**INPUT ROWS**.
..............................

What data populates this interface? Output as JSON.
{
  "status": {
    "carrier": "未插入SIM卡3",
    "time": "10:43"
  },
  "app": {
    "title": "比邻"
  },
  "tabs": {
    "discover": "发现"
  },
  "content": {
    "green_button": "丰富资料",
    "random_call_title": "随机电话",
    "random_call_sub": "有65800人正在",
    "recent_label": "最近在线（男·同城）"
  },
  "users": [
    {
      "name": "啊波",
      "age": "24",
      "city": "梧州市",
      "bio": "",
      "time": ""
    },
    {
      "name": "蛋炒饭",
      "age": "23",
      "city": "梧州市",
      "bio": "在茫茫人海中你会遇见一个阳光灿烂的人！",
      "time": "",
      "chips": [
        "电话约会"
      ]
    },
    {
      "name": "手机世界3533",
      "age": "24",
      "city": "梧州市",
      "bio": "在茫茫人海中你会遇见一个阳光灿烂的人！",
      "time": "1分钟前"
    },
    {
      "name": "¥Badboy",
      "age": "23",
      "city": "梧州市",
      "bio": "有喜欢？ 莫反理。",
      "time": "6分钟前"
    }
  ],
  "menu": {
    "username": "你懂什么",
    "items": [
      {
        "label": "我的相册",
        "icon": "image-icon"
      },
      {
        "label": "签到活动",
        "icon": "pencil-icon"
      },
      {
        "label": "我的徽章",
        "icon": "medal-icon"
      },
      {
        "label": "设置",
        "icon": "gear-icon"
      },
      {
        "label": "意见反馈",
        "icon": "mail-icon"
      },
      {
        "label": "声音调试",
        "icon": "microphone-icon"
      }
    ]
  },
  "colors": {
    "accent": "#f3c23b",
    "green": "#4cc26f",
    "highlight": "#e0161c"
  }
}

..............................

**TASK DETAILS**. Write out the full set of records exactly as given.

**RIGHT ANSWER**.
What data populates this interface? Output as JSON.
{
  "status": {
    "carrier": "未插入SIM卡3",
    "time": "10:43"
  },
  "app": {
    "title": "比邻"
  },
  "tabs": {
    "discover": "发现"
  },
  "content": {
    "green_button": "丰富资料",
    "random_call_title": "随机电话",
    "random_call_sub": "有65800人正在",
    "recent_label": "最近在线（男·同城）"
  },
  "users": [
    {
      "name": "啊波",
      "age": "24",
      "city": "梧州市",
      "bio": "",
      "time": ""
    },
    {
      "name": "蛋炒饭",
      "age": "23",
      "city": "梧州市",
      "bio": "在茫茫人海中你会遇见一个阳光灿烂的人！",
      "time": "",
      "chips": [
        "电话约会"
      ]
    },
    {
      "name": "手机世界3533",
      "age": "24",
      "city": "梧州市",
      "bio": "在茫茫人海中你会遇见一个阳光灿烂的人！",
      "time": "1分钟前"
    },
    {
      "name": "¥Badboy",
      "age": "23",
      "city": "梧州市",
      "bio": "有喜欢？ 莫反理。",
      "time": "6分钟前"
    }
  ],
  "menu": {
    "username": "你懂什么",
    "items": [
      {
        "label": "我的相册",
        "icon": "image-icon"
      },
      {
        "label": "签到活动",
        "icon": "pencil-icon"
      },
      {
        "label": "我的徽章",
        "icon": "medal-icon"
      },
      {
        "label": "设置",
        "icon": "gear-icon"
      },
      {
        "label": "意见反馈",
        "icon": "mail-icon"
      },
      {
        "label": "声音调试",
        "icon": "microphone-icon"
      }
    ]
  },
  "colors": {
    "accent": "#f3c23b",
    "green": "#4cc26f",
    "highlight": "#e0161c"
  }
}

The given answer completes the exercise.